• EXERCISE DIRECTIONS: Return all lines from the listing below in which the string "coordinates" occurs.

• INPUT DATA:
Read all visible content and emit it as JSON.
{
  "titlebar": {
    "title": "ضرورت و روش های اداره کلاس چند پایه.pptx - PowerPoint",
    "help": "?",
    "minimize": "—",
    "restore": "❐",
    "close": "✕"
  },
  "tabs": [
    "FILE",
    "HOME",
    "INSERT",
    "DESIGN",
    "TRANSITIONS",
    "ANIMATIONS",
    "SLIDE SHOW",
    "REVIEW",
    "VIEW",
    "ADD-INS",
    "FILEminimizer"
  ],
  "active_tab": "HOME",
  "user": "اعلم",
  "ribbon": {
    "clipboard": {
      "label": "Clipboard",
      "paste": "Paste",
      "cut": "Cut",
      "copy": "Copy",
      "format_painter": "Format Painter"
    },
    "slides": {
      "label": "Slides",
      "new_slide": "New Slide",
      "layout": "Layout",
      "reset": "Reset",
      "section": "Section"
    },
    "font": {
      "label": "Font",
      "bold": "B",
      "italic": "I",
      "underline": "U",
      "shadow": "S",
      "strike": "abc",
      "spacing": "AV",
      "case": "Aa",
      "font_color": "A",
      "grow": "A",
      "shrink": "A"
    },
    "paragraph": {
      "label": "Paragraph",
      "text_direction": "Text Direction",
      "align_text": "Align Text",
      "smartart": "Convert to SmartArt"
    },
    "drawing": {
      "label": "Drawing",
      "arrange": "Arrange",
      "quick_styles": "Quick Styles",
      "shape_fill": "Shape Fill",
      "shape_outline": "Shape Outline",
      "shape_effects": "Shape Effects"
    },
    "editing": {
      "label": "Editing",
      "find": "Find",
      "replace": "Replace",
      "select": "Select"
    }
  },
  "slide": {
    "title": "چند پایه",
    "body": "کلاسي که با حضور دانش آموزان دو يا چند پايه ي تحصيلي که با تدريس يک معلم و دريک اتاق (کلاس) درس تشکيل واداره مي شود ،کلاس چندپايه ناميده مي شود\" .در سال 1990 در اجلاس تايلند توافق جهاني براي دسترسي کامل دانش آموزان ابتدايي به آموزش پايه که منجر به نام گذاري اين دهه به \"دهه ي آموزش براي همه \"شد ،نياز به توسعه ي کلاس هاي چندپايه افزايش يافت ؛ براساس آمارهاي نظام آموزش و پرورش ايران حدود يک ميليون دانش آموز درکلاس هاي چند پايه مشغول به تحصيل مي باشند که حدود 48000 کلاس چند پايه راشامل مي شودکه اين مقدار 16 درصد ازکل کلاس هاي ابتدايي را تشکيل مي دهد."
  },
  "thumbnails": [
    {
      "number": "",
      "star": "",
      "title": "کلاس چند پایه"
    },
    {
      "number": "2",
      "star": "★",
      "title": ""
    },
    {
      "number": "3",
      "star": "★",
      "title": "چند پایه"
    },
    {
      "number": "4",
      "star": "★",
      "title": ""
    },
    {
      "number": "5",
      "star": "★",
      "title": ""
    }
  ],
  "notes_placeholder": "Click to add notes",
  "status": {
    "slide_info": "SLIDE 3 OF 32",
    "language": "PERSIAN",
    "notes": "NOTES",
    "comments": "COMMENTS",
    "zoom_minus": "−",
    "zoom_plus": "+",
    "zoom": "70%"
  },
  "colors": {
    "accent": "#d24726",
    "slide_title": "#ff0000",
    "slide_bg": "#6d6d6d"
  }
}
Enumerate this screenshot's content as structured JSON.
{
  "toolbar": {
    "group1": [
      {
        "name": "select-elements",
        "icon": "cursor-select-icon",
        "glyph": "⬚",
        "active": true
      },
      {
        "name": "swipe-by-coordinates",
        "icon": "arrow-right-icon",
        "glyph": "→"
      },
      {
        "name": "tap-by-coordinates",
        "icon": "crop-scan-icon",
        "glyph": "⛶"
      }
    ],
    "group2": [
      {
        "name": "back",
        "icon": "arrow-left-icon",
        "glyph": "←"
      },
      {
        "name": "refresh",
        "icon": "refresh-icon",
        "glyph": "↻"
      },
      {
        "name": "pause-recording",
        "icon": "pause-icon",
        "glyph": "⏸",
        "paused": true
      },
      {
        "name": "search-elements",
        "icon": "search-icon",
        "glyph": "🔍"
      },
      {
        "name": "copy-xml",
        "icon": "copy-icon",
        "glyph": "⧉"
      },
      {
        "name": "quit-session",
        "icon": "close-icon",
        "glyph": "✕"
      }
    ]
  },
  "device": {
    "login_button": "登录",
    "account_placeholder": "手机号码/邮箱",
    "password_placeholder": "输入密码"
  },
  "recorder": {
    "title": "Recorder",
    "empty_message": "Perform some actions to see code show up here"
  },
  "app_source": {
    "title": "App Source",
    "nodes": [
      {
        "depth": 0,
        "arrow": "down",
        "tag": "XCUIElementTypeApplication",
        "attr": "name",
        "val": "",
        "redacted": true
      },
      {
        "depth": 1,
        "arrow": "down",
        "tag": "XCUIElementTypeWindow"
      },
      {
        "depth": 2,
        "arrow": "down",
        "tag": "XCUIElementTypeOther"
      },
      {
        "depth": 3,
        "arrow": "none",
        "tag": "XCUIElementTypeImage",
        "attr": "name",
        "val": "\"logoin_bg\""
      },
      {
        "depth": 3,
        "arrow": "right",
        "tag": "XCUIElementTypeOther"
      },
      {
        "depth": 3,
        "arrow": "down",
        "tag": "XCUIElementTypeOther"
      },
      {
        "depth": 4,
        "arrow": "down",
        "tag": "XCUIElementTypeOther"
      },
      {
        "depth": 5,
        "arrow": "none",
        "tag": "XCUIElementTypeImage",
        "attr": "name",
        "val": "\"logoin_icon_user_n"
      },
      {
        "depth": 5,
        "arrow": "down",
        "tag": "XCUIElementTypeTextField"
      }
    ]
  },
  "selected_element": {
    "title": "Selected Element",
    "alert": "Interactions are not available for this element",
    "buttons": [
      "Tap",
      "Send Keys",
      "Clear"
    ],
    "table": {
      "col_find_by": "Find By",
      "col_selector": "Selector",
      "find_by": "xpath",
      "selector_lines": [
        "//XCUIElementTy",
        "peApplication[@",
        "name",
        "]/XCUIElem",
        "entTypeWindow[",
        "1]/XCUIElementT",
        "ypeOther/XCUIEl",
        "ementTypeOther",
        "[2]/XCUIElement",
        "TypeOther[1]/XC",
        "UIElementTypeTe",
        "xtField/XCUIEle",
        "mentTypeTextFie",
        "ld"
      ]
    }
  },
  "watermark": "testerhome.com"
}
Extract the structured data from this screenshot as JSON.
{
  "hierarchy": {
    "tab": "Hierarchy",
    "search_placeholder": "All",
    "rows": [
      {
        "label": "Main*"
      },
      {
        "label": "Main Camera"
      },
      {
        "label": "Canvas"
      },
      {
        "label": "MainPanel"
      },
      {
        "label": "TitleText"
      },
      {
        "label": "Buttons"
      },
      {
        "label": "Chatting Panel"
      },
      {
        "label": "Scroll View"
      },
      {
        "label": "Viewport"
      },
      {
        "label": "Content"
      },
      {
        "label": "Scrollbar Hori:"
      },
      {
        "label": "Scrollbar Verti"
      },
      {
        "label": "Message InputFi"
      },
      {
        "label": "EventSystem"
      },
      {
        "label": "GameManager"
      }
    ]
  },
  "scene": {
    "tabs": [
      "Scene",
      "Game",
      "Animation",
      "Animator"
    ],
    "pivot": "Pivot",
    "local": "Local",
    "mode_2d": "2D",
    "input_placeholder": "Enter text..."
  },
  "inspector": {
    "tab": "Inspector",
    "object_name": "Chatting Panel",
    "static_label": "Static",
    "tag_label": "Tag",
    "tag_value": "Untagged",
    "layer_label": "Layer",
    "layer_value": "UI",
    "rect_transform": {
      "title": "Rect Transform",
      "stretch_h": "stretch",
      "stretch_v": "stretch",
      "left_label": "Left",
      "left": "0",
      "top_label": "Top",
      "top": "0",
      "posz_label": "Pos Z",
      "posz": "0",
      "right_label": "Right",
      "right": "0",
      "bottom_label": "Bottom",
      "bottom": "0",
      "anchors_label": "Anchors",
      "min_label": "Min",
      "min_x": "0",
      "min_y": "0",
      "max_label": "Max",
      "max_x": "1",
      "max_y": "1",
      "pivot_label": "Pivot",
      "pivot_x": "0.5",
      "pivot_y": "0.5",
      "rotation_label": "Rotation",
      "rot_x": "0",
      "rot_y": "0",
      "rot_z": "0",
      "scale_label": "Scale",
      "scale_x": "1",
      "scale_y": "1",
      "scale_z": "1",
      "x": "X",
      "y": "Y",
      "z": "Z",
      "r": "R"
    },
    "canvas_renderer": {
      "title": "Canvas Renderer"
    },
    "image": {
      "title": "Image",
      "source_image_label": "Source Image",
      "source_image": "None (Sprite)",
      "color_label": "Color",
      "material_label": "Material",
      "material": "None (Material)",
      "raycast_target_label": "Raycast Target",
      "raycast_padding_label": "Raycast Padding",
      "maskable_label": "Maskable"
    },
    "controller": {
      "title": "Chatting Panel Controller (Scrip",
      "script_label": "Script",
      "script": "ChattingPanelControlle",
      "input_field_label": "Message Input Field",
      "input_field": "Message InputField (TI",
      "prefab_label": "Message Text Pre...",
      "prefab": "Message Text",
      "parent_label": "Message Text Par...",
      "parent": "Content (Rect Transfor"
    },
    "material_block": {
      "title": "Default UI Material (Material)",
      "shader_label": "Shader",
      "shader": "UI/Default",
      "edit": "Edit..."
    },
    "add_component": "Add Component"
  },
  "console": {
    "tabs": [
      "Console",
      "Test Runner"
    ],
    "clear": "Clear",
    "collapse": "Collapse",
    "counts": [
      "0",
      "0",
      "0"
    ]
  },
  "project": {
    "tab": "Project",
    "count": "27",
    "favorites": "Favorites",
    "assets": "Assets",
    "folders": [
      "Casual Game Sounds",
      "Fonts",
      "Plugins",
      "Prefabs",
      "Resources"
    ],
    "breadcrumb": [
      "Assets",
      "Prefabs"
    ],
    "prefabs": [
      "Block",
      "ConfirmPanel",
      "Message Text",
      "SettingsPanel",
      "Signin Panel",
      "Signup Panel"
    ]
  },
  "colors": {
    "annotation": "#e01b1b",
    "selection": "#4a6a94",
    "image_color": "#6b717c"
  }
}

• TASK RESPONSE:
        "name": "swipe-by-coordinates",
        "name": "tap-by-coordinates",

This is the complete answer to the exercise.